Records from a dataset:
____________

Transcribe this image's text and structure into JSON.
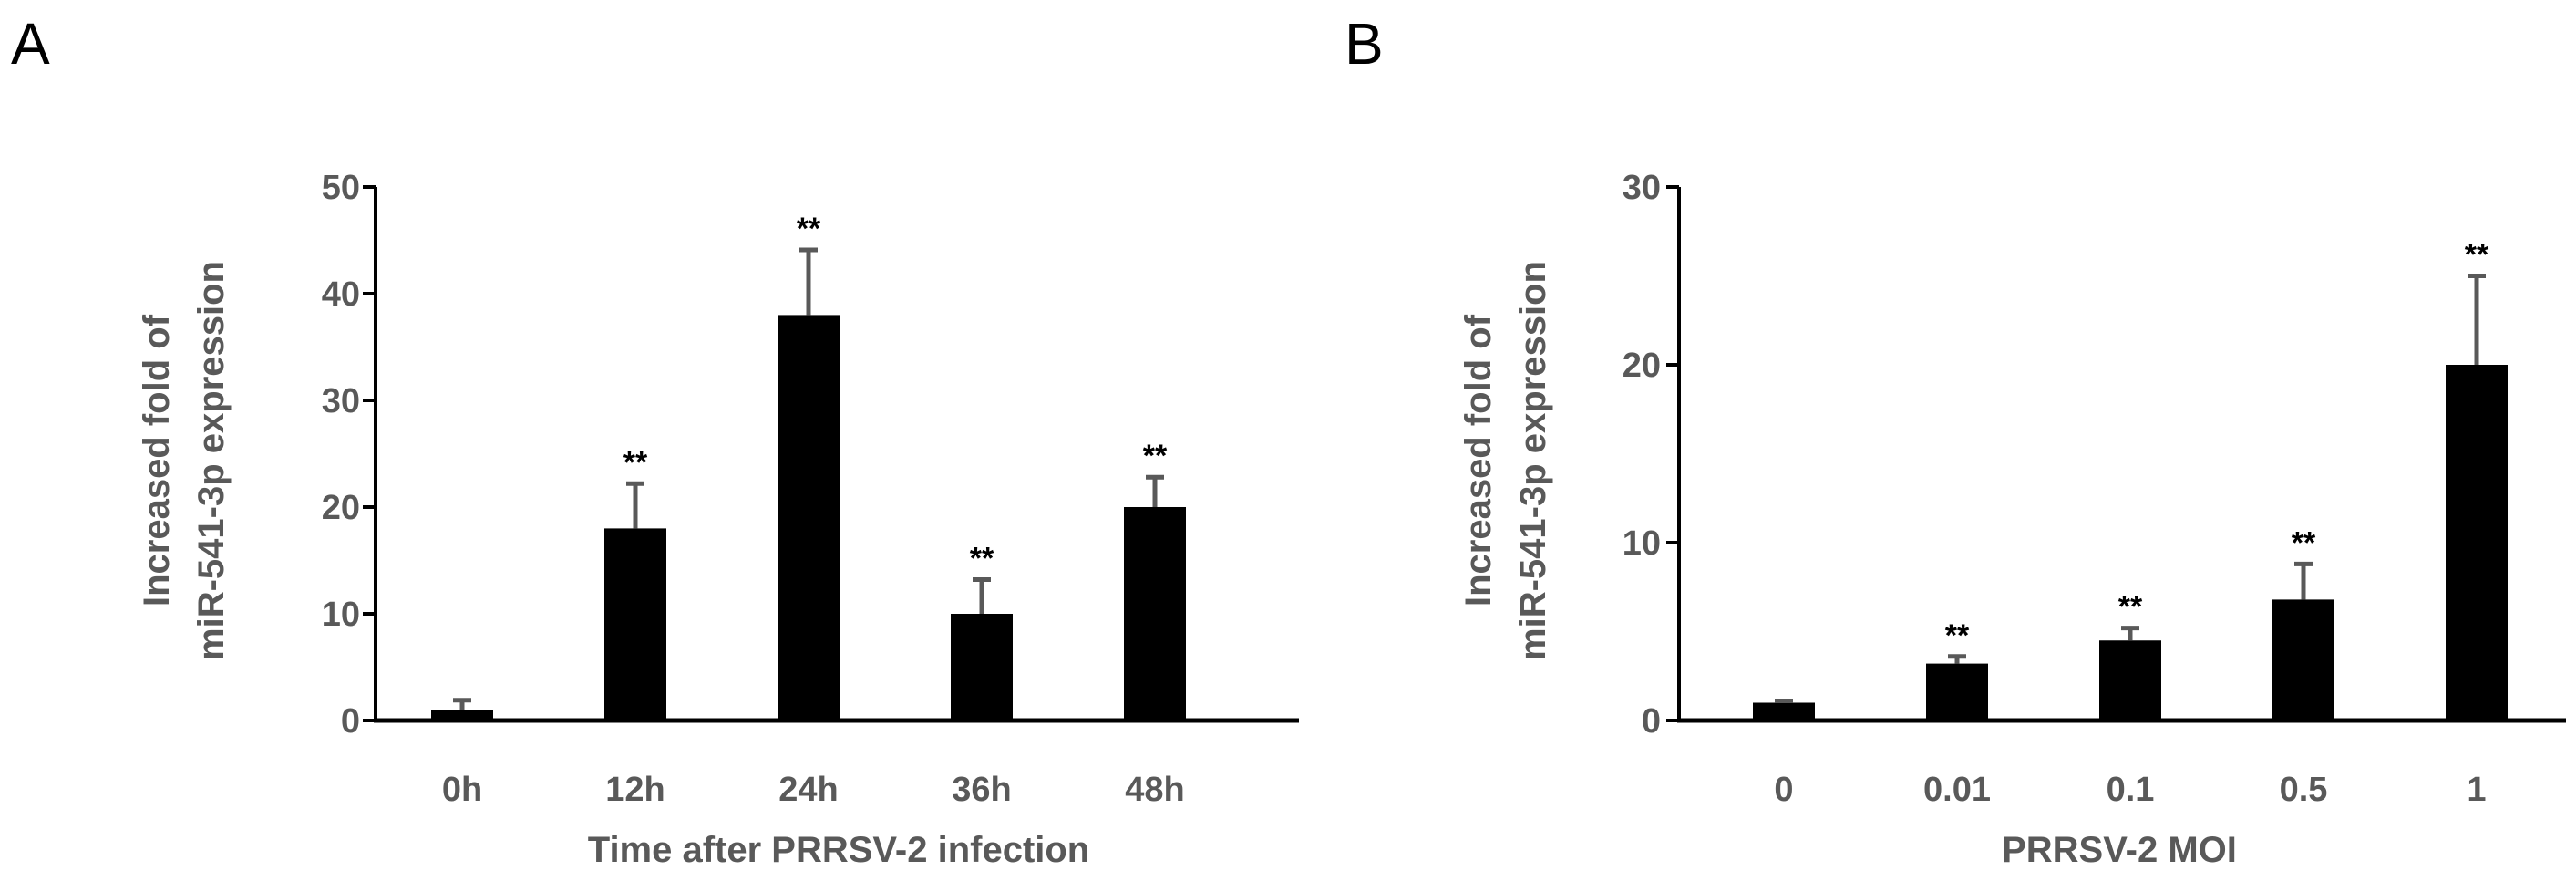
{
  "chart_data": [
    {
      "panel": "A",
      "type": "bar",
      "categories": [
        "0h",
        "12h",
        "24h",
        "36h",
        "48h"
      ],
      "values": [
        1,
        18,
        38,
        10,
        20
      ],
      "errors": [
        0.9,
        4.2,
        6.1,
        3.2,
        2.8
      ],
      "annotations": [
        "",
        "**",
        "**",
        "**",
        "**"
      ],
      "ylabel_line1": "Increased fold of",
      "ylabel_line2": "miR-541-3p expression",
      "xlabel": "Time after PRRSV-2 infection",
      "ylim": [
        0,
        50
      ],
      "yticks": [
        0,
        10,
        20,
        30,
        40,
        50
      ],
      "bar_color": "#000000",
      "error_color": "#595959",
      "grid": false
    },
    {
      "panel": "B",
      "type": "bar",
      "categories": [
        "0",
        "0.01",
        "0.1",
        "0.5",
        "1"
      ],
      "values": [
        1,
        3.2,
        4.5,
        6.8,
        20
      ],
      "errors": [
        0.1,
        0.4,
        0.7,
        2.0,
        5.0
      ],
      "annotations": [
        "",
        "**",
        "**",
        "**",
        "**"
      ],
      "ylabel_line1": "Increased fold of",
      "ylabel_line2": "miR-541-3p expression",
      "xlabel": "PRRSV-2 MOI",
      "ylim": [
        0,
        30
      ],
      "yticks": [
        0,
        10,
        20,
        30
      ],
      "bar_color": "#000000",
      "error_color": "#595959",
      "grid": false
    }
  ]
}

____________

* The request: In your copy, leave out the pictures and reproduce the material above exactly.

* Complete response:
Transcribe this image's text and structure into JSON.
{
  "chart_data": [
    {
      "panel": "A",
      "type": "bar",
      "categories": [
        "0h",
        "12h",
        "24h",
        "36h",
        "48h"
      ],
      "values": [
        1,
        18,
        38,
        10,
        20
      ],
      "errors": [
        0.9,
        4.2,
        6.1,
        3.2,
        2.8
      ],
      "annotations": [
        "",
        "**",
        "**",
        "**",
        "**"
      ],
      "ylabel_line1": "Increased fold of",
      "ylabel_line2": "miR-541-3p expression",
      "xlabel": "Time after PRRSV-2 infection",
      "ylim": [
        0,
        50
      ],
      "yticks": [
        0,
        10,
        20,
        30,
        40,
        50
      ],
      "bar_color": "#000000",
      "error_color": "#595959",
      "grid": false
    },
    {
      "panel": "B",
      "type": "bar",
      "categories": [
        "0",
        "0.01",
        "0.1",
        "0.5",
        "1"
      ],
      "values": [
        1,
        3.2,
        4.5,
        6.8,
        20
      ],
      "errors": [
        0.1,
        0.4,
        0.7,
        2.0,
        5.0
      ],
      "annotations": [
        "",
        "**",
        "**",
        "**",
        "**"
      ],
      "ylabel_line1": "Increased fold of",
      "ylabel_line2": "miR-541-3p expression",
      "xlabel": "PRRSV-2 MOI",
      "ylim": [
        0,
        30
      ],
      "yticks": [
        0,
        10,
        20,
        30
      ],
      "bar_color": "#000000",
      "error_color": "#595959",
      "grid": false
    }
  ]
}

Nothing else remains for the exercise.